● Exercise description:
Transcribe all the entries word for word, skipping the pictures.

● Working data:
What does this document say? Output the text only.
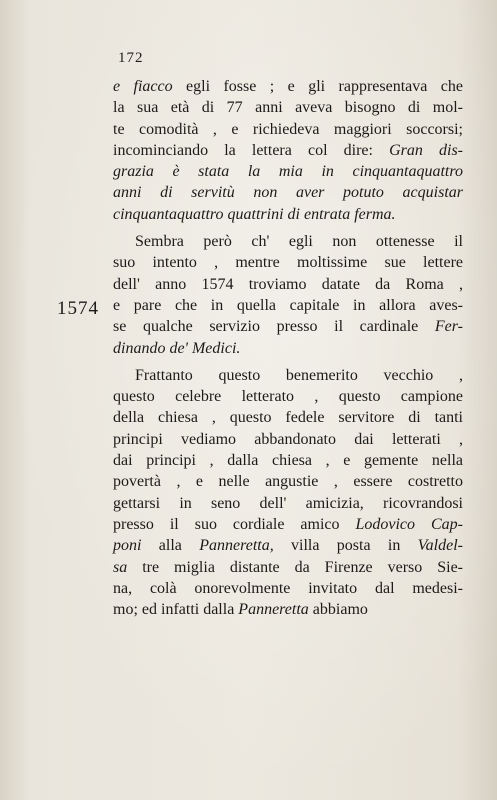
172
1574
e fiacco egli fosse ; e gli rappresentava che
la sua età di 77 anni aveva bisogno di mol-
te comodità , e richiedeva maggiori soccorsi;
incominciando la lettera col dire: Gran dis-
grazia è stata la mia in cinquantaquattro
anni di servitù non aver potuto acquistar
cinquantaquattro quattrini di entrata ferma.
Sembra però ch' egli non ottenesse il
suo intento , mentre moltissime sue lettere
dell' anno 1574 troviamo datate da Roma ,
e pare che in quella capitale in allora aves-
se qualche servizio presso il cardinale Fer-
dinando de' Medici.
Frattanto questo benemerito vecchio ,
questo celebre letterato , questo campione
della chiesa , questo fedele servitore di tanti
principi vediamo abbandonato dai letterati ,
dai principi , dalla chiesa , e gemente nella
povertà , e nelle angustie , essere costretto
gettarsi in seno dell' amicizia, ricovrandosi
presso il suo cordiale amico Lodovico Cap-
poni alla Panneretta, villa posta in Valdel-
sa tre miglia distante da Firenze verso Sie-
na, colà onorevolmente invitato dal medesi-
mo; ed infatti dalla Panneretta abbiamo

● Complete response:
What does this document say? Output the text only.
172
1574
e fiacco egli fosse ; e gli rappresentava che
la sua età di 77 anni aveva bisogno di mol-
te comodità , e richiedeva maggiori soccorsi;
incominciando la lettera col dire: Gran dis-
grazia è stata la mia in cinquantaquattro
anni di servitù non aver potuto acquistar
cinquantaquattro quattrini di entrata ferma.
Sembra però ch' egli non ottenesse il
suo intento , mentre moltissime sue lettere
dell' anno 1574 troviamo datate da Roma ,
e pare che in quella capitale in allora aves-
se qualche servizio presso il cardinale Fer-
dinando de' Medici.
Frattanto questo benemerito vecchio ,
questo celebre letterato , questo campione
della chiesa , questo fedele servitore di tanti
principi vediamo abbandonato dai letterati ,
dai principi , dalla chiesa , e gemente nella
povertà , e nelle angustie , essere costretto
gettarsi in seno dell' amicizia, ricovrandosi
presso il suo cordiale amico Lodovico Cap-
poni alla Panneretta, villa posta in Valdel-
sa tre miglia distante da Firenze verso Sie-
na, colà onorevolmente invitato dal medesi-
mo; ed infatti dalla Panneretta abbiamo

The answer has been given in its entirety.